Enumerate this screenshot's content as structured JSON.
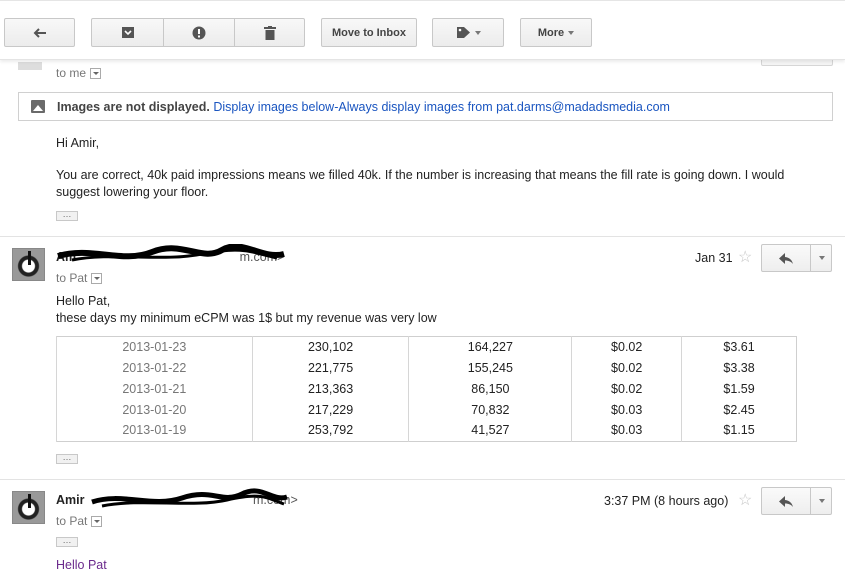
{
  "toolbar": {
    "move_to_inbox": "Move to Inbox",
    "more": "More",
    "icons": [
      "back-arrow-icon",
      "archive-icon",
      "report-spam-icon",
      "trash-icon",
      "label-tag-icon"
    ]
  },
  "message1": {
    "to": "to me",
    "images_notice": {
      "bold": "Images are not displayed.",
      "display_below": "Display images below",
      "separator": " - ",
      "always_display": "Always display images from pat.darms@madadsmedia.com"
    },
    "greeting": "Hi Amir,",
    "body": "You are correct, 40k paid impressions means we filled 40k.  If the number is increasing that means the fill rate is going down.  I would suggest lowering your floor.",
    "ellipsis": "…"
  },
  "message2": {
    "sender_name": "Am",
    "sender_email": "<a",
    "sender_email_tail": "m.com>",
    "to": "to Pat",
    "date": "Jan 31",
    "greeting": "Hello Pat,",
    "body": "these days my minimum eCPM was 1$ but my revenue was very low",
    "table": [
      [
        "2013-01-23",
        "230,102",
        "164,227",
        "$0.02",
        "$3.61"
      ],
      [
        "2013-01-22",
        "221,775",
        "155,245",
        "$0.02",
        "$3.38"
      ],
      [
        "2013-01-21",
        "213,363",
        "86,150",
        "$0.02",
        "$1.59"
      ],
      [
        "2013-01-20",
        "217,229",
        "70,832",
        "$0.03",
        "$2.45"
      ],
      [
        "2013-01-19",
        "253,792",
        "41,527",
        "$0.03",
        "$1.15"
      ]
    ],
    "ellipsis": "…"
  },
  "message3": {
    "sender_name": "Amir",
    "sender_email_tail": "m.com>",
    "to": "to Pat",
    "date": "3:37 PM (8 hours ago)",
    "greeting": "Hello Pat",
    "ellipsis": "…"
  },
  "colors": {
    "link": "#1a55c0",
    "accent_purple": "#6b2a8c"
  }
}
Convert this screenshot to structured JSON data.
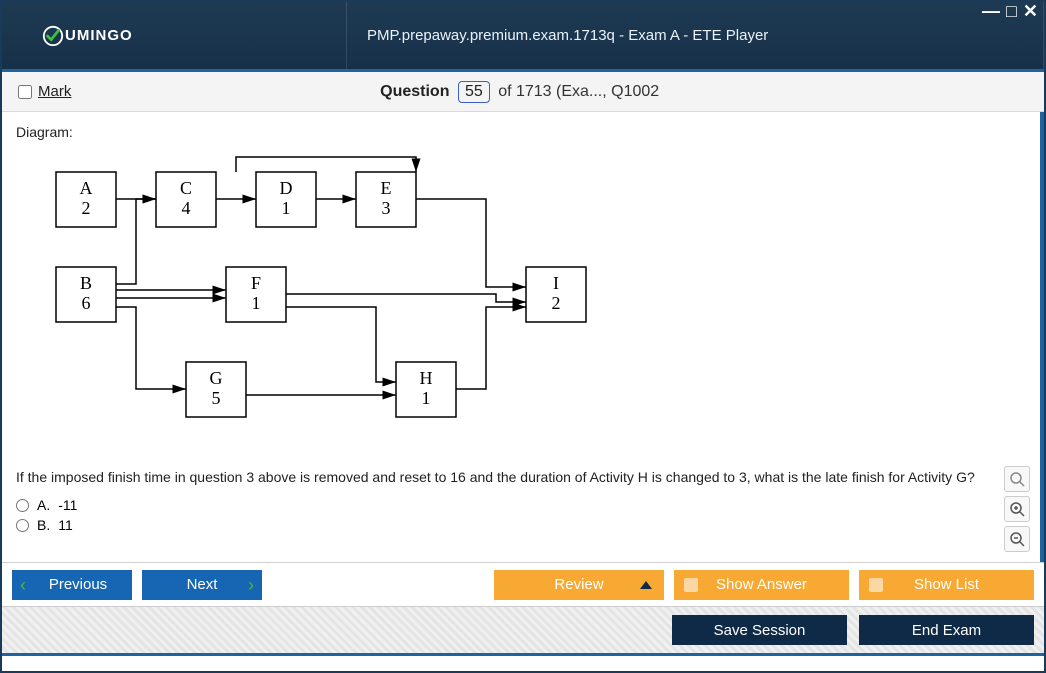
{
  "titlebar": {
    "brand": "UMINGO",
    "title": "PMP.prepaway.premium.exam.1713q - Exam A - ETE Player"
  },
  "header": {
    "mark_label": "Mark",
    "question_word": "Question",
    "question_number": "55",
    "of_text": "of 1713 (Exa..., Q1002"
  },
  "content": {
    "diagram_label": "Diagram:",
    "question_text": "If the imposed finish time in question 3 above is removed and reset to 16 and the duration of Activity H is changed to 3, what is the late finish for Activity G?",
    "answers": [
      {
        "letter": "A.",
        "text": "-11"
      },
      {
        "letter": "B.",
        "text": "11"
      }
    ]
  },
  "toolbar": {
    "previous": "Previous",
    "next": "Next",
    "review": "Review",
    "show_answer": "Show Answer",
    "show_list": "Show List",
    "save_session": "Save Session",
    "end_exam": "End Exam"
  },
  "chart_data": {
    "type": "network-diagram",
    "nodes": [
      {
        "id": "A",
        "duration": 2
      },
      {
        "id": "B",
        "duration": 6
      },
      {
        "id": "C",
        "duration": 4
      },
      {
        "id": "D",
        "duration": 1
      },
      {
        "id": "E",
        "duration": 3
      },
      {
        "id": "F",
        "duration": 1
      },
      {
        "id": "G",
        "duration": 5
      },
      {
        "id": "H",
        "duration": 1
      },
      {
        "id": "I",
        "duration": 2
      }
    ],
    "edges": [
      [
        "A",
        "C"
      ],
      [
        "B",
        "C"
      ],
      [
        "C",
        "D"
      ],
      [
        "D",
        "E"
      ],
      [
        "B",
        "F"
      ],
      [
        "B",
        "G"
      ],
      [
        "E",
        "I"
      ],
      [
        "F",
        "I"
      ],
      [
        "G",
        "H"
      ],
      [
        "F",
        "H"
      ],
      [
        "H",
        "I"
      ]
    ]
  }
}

* * *

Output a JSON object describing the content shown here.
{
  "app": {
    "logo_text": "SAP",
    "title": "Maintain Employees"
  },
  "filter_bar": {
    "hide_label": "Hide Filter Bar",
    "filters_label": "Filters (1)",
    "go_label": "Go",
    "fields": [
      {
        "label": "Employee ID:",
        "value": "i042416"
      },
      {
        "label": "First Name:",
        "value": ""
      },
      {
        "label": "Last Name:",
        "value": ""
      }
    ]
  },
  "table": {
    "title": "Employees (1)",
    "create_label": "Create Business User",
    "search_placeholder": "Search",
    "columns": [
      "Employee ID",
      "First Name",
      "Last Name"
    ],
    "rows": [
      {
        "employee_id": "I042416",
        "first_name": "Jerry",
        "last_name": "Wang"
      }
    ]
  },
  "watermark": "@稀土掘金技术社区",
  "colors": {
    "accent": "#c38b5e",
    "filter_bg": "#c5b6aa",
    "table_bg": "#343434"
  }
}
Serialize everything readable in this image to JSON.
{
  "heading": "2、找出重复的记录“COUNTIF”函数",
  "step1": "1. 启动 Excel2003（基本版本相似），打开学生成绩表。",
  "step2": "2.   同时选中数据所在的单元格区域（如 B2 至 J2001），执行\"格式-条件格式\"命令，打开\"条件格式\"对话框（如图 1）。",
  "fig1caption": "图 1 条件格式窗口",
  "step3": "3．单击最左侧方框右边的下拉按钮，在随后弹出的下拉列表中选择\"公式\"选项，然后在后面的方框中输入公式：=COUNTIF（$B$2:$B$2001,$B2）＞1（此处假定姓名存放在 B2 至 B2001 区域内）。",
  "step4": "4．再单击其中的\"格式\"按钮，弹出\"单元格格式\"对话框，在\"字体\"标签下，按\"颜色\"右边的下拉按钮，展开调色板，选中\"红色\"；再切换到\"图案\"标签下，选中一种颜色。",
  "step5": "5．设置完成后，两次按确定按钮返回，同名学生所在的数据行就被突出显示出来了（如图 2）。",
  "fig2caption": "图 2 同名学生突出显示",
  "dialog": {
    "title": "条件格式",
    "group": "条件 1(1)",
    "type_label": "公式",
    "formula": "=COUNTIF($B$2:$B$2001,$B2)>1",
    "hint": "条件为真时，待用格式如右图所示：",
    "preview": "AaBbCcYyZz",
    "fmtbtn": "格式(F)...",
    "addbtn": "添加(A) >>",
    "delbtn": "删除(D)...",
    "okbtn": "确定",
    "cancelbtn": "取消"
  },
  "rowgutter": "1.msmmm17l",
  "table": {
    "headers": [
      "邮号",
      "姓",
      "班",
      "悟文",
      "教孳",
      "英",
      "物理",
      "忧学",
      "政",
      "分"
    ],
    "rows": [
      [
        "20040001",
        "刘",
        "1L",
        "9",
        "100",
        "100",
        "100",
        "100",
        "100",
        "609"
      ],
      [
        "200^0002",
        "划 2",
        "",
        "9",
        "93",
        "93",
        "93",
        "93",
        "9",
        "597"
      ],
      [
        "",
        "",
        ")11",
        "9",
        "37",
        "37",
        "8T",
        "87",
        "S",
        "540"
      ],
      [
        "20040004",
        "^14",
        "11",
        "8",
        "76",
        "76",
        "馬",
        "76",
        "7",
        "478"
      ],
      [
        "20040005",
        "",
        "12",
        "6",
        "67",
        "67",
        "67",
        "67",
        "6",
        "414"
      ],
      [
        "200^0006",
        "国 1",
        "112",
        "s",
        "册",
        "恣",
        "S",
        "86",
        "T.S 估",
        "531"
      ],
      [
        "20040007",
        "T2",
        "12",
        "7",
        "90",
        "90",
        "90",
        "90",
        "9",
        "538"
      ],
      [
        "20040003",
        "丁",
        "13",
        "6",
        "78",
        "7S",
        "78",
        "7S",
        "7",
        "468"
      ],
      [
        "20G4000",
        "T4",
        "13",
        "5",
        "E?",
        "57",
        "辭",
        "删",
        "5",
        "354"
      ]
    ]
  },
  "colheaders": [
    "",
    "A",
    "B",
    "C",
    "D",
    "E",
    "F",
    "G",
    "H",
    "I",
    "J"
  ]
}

**Given problem:** Of all the lines in the entries, how many contain the word "this"? Give only the number.

**Exercise response:** 3